* _What to do_
Reproduce the following entries verbatim, each one complete.
Segment Start: Supplied data
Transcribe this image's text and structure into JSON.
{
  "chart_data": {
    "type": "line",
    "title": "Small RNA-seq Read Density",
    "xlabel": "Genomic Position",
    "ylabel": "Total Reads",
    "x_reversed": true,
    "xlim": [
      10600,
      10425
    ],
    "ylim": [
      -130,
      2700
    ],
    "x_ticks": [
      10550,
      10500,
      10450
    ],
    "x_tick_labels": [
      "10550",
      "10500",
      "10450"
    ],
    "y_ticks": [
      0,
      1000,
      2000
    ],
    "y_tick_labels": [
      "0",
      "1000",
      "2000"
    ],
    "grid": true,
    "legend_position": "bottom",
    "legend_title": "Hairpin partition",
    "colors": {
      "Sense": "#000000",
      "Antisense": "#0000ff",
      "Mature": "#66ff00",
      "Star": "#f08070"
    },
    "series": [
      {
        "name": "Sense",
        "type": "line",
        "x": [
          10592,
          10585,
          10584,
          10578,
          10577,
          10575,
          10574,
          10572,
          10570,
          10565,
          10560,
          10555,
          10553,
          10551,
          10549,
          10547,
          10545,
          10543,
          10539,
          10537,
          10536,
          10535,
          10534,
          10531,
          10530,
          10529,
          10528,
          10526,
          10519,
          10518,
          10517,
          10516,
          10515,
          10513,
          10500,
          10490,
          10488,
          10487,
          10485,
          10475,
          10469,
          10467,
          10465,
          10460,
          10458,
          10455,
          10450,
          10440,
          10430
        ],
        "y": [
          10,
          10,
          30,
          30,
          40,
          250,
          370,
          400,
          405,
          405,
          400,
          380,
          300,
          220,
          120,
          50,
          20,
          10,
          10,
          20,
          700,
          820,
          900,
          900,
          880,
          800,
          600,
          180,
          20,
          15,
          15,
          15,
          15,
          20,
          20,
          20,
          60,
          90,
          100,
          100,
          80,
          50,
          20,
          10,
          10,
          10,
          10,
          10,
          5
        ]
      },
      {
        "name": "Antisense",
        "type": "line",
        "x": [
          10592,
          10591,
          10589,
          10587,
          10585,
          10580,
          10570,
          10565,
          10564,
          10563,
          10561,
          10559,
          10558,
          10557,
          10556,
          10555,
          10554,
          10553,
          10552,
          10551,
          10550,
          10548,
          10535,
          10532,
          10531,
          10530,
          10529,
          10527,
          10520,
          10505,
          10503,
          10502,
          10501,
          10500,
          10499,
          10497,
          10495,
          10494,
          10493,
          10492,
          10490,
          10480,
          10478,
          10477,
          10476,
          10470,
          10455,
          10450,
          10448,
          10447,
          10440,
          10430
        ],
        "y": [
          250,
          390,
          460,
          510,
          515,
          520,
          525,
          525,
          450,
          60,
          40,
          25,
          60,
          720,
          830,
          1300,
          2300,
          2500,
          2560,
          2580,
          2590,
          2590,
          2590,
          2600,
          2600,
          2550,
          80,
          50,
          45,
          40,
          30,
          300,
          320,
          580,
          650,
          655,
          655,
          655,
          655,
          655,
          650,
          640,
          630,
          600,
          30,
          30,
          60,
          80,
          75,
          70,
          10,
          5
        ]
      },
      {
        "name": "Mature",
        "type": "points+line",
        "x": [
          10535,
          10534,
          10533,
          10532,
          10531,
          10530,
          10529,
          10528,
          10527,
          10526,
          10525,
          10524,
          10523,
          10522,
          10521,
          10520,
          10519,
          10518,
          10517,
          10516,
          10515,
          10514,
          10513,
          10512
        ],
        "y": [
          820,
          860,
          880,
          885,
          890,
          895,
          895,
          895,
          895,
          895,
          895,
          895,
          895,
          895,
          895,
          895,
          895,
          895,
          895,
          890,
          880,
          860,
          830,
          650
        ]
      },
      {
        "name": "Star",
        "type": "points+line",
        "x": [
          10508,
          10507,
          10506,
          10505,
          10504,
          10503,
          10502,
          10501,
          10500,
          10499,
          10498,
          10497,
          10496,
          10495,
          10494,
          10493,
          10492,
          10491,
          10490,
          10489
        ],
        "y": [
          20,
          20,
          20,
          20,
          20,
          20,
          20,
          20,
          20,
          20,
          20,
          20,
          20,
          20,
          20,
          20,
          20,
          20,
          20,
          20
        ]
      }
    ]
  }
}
Segment End: Supplied data
* _Answer section_
Transcribe this image's text and structure into JSON.
{
  "chart_data": {
    "type": "line",
    "title": "Small RNA-seq Read Density",
    "xlabel": "Genomic Position",
    "ylabel": "Total Reads",
    "x_reversed": true,
    "xlim": [
      10600,
      10425
    ],
    "ylim": [
      -130,
      2700
    ],
    "x_ticks": [
      10550,
      10500,
      10450
    ],
    "x_tick_labels": [
      "10550",
      "10500",
      "10450"
    ],
    "y_ticks": [
      0,
      1000,
      2000
    ],
    "y_tick_labels": [
      "0",
      "1000",
      "2000"
    ],
    "grid": true,
    "legend_position": "bottom",
    "legend_title": "Hairpin partition",
    "colors": {
      "Sense": "#000000",
      "Antisense": "#0000ff",
      "Mature": "#66ff00",
      "Star": "#f08070"
    },
    "series": [
      {
        "name": "Sense",
        "type": "line",
        "x": [
          10592,
          10585,
          10584,
          10578,
          10577,
          10575,
          10574,
          10572,
          10570,
          10565,
          10560,
          10555,
          10553,
          10551,
          10549,
          10547,
          10545,
          10543,
          10539,
          10537,
          10536,
          10535,
          10534,
          10531,
          10530,
          10529,
          10528,
          10526,
          10519,
          10518,
          10517,
          10516,
          10515,
          10513,
          10500,
          10490,
          10488,
          10487,
          10485,
          10475,
          10469,
          10467,
          10465,
          10460,
          10458,
          10455,
          10450,
          10440,
          10430
        ],
        "y": [
          10,
          10,
          30,
          30,
          40,
          250,
          370,
          400,
          405,
          405,
          400,
          380,
          300,
          220,
          120,
          50,
          20,
          10,
          10,
          20,
          700,
          820,
          900,
          900,
          880,
          800,
          600,
          180,
          20,
          15,
          15,
          15,
          15,
          20,
          20,
          20,
          60,
          90,
          100,
          100,
          80,
          50,
          20,
          10,
          10,
          10,
          10,
          10,
          5
        ]
      },
      {
        "name": "Antisense",
        "type": "line",
        "x": [
          10592,
          10591,
          10589,
          10587,
          10585,
          10580,
          10570,
          10565,
          10564,
          10563,
          10561,
          10559,
          10558,
          10557,
          10556,
          10555,
          10554,
          10553,
          10552,
          10551,
          10550,
          10548,
          10535,
          10532,
          10531,
          10530,
          10529,
          10527,
          10520,
          10505,
          10503,
          10502,
          10501,
          10500,
          10499,
          10497,
          10495,
          10494,
          10493,
          10492,
          10490,
          10480,
          10478,
          10477,
          10476,
          10470,
          10455,
          10450,
          10448,
          10447,
          10440,
          10430
        ],
        "y": [
          250,
          390,
          460,
          510,
          515,
          520,
          525,
          525,
          450,
          60,
          40,
          25,
          60,
          720,
          830,
          1300,
          2300,
          2500,
          2560,
          2580,
          2590,
          2590,
          2590,
          2600,
          2600,
          2550,
          80,
          50,
          45,
          40,
          30,
          300,
          320,
          580,
          650,
          655,
          655,
          655,
          655,
          655,
          650,
          640,
          630,
          600,
          30,
          30,
          60,
          80,
          75,
          70,
          10,
          5
        ]
      },
      {
        "name": "Mature",
        "type": "points+line",
        "x": [
          10535,
          10534,
          10533,
          10532,
          10531,
          10530,
          10529,
          10528,
          10527,
          10526,
          10525,
          10524,
          10523,
          10522,
          10521,
          10520,
          10519,
          10518,
          10517,
          10516,
          10515,
          10514,
          10513,
          10512
        ],
        "y": [
          820,
          860,
          880,
          885,
          890,
          895,
          895,
          895,
          895,
          895,
          895,
          895,
          895,
          895,
          895,
          895,
          895,
          895,
          895,
          890,
          880,
          860,
          830,
          650
        ]
      },
      {
        "name": "Star",
        "type": "points+line",
        "x": [
          10508,
          10507,
          10506,
          10505,
          10504,
          10503,
          10502,
          10501,
          10500,
          10499,
          10498,
          10497,
          10496,
          10495,
          10494,
          10493,
          10492,
          10491,
          10490,
          10489
        ],
        "y": [
          20,
          20,
          20,
          20,
          20,
          20,
          20,
          20,
          20,
          20,
          20,
          20,
          20,
          20,
          20,
          20,
          20,
          20,
          20,
          20
        ]
      }
    ]
  }
}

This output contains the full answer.